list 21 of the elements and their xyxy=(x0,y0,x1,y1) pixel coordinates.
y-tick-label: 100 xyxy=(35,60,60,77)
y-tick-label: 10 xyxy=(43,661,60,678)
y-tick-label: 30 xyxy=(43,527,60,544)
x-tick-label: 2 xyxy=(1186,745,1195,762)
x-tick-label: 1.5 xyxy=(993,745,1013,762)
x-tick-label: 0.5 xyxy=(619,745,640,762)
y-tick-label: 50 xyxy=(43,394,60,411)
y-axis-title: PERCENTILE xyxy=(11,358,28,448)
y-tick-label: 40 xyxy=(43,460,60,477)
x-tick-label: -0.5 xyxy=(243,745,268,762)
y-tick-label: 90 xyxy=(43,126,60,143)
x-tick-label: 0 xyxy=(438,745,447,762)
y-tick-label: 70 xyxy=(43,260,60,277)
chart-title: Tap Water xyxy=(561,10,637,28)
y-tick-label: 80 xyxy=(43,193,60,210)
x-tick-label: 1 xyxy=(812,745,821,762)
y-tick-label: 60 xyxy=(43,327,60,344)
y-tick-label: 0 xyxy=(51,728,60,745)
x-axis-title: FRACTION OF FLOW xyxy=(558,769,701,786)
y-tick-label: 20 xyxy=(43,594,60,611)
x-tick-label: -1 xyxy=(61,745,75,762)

과제 내용:
위 자료의 모든 줄을 빠짐없이 뽑아 원래 모습 그대로 다시 적으세요.

풀이 결과:
list 21 of the elements and their xyxy=(x0,y0,x1,y1) pixel coordinates.
y-tick-label: 100 xyxy=(35,60,60,77)
y-tick-label: 10 xyxy=(43,661,60,678)
y-tick-label: 30 xyxy=(43,527,60,544)
x-tick-label: 2 xyxy=(1186,745,1195,762)
x-tick-label: 1.5 xyxy=(993,745,1013,762)
x-tick-label: 0.5 xyxy=(619,745,640,762)
y-tick-label: 50 xyxy=(43,394,60,411)
y-axis-title: PERCENTILE xyxy=(11,358,28,448)
y-tick-label: 40 xyxy=(43,460,60,477)
x-tick-label: -0.5 xyxy=(243,745,268,762)
y-tick-label: 90 xyxy=(43,126,60,143)
x-tick-label: 0 xyxy=(438,745,447,762)
y-tick-label: 70 xyxy=(43,260,60,277)
chart-title: Tap Water xyxy=(561,10,637,28)
y-tick-label: 80 xyxy=(43,193,60,210)
x-tick-label: 1 xyxy=(812,745,821,762)
y-tick-label: 60 xyxy=(43,327,60,344)
y-tick-label: 0 xyxy=(51,728,60,745)
x-axis-title: FRACTION OF FLOW xyxy=(558,769,701,786)
y-tick-label: 20 xyxy=(43,594,60,611)
x-tick-label: -1 xyxy=(61,745,75,762)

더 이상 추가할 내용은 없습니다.